--- Start PROVIDED DATA ---

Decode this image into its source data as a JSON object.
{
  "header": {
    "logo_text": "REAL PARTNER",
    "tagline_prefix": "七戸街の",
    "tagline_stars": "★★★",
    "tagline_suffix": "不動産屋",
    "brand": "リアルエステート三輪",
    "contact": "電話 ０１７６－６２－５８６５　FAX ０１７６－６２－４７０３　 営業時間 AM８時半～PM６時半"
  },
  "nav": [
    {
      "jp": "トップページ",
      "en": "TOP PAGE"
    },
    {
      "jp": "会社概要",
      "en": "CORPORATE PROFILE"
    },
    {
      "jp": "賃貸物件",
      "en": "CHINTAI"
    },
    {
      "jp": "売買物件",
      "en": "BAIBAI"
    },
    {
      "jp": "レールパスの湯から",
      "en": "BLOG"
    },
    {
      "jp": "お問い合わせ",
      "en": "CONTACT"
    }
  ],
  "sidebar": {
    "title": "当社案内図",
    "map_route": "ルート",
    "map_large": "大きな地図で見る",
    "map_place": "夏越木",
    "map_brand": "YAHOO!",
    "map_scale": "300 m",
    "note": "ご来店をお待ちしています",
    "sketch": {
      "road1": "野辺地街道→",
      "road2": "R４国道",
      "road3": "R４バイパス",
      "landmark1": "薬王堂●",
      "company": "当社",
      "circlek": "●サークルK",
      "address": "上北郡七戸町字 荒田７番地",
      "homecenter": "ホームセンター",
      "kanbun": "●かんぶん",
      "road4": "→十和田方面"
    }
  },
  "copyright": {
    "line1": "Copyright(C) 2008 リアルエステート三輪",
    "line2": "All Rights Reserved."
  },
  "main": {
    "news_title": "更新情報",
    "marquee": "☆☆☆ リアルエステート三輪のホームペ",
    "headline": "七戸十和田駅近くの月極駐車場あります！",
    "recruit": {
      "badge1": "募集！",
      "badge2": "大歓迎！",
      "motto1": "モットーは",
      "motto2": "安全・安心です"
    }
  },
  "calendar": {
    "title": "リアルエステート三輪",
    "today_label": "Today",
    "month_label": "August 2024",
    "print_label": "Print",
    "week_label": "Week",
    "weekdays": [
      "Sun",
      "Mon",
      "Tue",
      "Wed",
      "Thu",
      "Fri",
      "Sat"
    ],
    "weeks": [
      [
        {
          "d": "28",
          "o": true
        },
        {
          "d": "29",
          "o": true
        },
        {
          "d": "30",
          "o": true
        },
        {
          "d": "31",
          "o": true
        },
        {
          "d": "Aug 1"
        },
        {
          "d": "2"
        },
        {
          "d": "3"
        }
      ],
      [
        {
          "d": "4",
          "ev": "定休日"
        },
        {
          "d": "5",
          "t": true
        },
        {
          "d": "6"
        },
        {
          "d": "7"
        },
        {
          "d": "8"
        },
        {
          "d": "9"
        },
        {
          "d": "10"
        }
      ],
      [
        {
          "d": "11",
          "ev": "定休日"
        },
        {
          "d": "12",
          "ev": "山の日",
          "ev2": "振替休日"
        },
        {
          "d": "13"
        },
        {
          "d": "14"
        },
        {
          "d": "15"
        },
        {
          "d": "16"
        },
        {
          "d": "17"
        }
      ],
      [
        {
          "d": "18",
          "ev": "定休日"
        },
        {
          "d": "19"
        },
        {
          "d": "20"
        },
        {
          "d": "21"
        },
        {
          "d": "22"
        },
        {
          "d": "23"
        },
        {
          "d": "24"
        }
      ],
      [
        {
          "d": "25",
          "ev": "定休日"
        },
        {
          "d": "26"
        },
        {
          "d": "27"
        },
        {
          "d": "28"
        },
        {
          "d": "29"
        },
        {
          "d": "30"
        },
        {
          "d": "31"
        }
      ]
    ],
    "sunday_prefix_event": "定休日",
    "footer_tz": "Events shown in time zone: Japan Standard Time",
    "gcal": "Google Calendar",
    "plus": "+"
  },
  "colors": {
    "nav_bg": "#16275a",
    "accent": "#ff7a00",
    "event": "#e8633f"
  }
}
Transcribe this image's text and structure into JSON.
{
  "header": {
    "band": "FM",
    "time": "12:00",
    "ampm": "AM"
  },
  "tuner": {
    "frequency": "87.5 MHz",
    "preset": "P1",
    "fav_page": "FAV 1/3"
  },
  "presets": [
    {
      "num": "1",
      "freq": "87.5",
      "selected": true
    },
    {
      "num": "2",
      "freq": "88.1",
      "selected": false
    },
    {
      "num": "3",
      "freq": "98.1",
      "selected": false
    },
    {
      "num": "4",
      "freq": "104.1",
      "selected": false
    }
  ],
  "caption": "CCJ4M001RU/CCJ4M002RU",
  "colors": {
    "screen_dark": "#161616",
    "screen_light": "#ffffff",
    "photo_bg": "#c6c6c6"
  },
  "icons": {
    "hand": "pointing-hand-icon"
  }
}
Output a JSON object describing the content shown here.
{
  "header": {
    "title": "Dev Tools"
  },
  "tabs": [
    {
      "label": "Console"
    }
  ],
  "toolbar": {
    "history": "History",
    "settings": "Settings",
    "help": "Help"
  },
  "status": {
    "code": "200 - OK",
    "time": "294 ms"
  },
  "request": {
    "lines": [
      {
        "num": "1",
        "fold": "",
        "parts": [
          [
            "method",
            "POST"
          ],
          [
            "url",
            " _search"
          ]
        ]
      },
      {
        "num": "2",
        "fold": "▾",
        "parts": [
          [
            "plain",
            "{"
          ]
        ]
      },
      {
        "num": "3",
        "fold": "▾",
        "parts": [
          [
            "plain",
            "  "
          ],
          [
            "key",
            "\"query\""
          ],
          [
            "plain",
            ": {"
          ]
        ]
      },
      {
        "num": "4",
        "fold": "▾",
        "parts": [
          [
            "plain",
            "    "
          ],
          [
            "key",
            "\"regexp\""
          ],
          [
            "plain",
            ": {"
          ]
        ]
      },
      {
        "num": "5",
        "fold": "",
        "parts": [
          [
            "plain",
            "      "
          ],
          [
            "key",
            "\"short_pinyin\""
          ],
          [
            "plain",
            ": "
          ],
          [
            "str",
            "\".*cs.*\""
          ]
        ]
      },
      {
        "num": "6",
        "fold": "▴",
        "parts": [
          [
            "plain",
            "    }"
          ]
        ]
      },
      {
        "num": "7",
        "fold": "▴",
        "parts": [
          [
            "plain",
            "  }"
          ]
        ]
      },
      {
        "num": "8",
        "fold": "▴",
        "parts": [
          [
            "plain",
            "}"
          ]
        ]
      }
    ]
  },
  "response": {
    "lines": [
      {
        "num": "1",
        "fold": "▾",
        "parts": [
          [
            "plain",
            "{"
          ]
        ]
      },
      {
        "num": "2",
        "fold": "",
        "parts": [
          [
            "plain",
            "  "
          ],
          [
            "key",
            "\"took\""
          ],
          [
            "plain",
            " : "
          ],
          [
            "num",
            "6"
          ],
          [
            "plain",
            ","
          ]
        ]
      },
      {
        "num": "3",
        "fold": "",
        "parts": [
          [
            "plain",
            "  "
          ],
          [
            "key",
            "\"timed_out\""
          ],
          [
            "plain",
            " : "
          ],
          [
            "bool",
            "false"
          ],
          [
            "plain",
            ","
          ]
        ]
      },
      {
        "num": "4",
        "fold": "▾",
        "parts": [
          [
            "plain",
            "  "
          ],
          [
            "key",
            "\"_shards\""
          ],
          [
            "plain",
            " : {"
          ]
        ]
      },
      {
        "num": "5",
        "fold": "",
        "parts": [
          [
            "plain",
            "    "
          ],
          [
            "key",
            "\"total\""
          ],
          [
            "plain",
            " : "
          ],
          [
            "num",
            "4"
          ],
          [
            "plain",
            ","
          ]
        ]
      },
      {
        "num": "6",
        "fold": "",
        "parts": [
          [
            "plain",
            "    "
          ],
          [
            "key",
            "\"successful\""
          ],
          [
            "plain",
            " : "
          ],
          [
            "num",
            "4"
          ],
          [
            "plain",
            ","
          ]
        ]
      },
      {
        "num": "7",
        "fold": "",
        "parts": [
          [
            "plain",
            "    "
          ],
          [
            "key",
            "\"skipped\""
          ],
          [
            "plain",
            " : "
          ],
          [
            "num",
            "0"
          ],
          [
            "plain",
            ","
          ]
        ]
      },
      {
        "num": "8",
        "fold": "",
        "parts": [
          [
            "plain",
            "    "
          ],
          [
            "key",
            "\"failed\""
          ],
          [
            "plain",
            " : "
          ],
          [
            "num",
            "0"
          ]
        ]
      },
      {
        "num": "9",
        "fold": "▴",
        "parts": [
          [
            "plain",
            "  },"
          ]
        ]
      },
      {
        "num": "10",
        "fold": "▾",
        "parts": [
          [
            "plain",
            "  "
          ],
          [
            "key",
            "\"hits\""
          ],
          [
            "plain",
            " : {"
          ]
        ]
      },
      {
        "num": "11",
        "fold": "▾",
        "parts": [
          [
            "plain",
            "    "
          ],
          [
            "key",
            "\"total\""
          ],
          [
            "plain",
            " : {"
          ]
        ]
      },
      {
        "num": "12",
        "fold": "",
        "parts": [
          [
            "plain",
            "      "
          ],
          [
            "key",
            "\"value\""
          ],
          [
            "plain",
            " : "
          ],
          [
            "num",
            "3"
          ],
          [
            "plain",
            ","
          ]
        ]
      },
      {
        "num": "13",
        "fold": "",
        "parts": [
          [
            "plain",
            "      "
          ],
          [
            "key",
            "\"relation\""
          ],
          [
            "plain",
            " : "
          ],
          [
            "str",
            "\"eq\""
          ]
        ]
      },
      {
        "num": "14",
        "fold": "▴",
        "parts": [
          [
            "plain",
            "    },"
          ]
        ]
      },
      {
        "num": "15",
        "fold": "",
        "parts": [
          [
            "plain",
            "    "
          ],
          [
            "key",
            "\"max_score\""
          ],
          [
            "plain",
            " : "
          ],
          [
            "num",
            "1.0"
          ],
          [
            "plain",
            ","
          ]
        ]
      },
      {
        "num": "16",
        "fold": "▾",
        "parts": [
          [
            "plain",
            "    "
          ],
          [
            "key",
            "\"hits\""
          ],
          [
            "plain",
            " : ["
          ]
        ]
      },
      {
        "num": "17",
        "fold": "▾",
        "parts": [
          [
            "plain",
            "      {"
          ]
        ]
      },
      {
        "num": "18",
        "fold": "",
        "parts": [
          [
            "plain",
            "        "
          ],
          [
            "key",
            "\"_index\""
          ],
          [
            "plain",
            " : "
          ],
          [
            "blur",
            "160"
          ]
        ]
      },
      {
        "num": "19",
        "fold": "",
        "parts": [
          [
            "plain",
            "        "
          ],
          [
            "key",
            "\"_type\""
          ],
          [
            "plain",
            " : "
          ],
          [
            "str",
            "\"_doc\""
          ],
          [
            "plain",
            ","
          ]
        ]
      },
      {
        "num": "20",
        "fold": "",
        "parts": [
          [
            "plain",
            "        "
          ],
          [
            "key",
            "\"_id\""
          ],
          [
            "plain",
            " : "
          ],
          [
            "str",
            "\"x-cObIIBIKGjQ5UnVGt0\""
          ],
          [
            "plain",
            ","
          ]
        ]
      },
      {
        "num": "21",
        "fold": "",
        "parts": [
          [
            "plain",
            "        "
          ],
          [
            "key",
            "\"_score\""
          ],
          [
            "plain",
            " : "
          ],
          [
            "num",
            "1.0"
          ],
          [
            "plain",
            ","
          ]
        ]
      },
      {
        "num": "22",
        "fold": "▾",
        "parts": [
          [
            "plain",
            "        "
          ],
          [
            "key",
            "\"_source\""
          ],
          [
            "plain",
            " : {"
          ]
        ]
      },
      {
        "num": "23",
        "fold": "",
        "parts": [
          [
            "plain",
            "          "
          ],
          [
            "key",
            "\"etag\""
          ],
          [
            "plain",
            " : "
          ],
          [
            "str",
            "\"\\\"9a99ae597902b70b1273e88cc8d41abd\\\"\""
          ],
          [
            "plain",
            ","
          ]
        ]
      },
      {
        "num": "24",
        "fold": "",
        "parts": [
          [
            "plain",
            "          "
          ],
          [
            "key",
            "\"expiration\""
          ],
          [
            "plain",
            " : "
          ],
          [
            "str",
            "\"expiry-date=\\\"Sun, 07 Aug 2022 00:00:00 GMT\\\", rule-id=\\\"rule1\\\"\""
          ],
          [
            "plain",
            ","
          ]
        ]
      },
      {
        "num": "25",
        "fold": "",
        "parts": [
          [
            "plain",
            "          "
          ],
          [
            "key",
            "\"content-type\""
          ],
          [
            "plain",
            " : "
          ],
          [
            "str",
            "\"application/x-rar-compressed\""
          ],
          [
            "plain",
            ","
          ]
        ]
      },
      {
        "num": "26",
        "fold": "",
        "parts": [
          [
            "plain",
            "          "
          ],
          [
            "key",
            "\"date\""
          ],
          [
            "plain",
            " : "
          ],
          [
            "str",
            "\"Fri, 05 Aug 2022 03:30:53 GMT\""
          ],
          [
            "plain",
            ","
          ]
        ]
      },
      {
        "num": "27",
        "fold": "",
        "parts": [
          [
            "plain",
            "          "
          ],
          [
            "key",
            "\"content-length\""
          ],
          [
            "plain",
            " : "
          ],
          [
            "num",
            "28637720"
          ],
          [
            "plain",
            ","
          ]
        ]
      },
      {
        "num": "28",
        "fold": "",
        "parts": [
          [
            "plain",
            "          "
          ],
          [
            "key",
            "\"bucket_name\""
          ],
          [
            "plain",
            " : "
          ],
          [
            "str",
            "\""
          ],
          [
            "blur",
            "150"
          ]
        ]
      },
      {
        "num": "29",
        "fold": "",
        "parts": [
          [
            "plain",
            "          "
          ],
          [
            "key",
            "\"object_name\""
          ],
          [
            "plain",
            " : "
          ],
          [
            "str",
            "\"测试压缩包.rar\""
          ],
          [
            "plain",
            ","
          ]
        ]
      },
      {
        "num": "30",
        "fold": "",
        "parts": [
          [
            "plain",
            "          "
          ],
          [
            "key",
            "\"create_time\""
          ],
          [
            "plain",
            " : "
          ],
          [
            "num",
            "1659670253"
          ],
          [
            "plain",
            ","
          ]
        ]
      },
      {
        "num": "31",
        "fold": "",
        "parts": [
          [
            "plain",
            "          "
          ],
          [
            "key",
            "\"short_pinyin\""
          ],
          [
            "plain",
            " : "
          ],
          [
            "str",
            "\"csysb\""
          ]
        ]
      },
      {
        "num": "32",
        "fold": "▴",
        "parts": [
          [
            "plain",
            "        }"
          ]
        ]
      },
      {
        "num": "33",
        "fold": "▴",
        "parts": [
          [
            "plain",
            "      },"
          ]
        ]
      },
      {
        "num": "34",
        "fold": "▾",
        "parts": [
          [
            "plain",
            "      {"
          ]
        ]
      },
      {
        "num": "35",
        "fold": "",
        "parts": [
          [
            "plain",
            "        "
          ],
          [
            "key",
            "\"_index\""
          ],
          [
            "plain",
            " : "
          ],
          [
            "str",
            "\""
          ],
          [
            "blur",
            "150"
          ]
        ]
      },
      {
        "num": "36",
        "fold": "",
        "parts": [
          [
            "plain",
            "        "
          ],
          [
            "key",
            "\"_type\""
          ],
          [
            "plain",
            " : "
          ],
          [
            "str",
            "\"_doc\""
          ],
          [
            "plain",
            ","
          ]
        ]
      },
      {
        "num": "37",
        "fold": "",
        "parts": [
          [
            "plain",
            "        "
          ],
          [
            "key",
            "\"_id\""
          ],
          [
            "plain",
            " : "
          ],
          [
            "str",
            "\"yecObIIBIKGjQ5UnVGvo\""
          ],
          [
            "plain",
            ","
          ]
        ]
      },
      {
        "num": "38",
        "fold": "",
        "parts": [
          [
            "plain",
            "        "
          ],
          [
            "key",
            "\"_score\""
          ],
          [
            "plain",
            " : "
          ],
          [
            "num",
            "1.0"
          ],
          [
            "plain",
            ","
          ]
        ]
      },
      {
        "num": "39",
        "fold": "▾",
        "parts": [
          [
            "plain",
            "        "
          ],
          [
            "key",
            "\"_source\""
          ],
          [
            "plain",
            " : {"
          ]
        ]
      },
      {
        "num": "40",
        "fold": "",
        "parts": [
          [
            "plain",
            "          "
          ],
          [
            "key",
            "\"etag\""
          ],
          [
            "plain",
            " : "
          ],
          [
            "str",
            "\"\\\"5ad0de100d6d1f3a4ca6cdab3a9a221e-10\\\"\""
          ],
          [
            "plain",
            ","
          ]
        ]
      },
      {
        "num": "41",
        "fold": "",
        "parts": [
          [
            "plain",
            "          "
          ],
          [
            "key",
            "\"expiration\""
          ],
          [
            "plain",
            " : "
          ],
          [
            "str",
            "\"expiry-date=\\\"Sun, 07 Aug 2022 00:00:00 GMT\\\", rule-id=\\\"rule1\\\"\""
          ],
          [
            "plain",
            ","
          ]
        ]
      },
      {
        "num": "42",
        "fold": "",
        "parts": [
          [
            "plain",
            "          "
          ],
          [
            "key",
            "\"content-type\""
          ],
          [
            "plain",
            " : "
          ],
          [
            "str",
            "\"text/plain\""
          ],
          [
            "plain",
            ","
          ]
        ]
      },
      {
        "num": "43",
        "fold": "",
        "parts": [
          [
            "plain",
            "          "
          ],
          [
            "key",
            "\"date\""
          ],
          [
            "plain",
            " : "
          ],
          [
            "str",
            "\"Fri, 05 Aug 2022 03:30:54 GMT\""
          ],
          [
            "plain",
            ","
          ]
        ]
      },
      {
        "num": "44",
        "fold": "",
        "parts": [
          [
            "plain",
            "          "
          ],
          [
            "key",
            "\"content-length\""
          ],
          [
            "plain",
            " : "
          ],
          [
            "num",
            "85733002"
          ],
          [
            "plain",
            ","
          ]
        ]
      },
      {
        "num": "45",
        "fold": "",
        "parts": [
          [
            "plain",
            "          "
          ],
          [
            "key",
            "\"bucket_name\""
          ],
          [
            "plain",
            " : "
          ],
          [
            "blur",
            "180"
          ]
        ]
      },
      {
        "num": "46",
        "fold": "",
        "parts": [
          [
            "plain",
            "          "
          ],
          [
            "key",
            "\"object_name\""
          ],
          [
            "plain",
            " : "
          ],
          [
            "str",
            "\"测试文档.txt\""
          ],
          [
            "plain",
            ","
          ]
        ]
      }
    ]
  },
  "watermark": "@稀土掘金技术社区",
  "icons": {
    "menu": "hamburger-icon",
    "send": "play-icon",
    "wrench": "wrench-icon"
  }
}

--- End PROVIDED DATA ---

[BRIEF]: In the entries above, find lines with "JSON" and copy each.

[RESPONSE TO THIS EXERCISE]:
Decode this image into its source data as a JSON object.
Transcribe this image's text and structure into JSON.
Output a JSON object describing the content shown here.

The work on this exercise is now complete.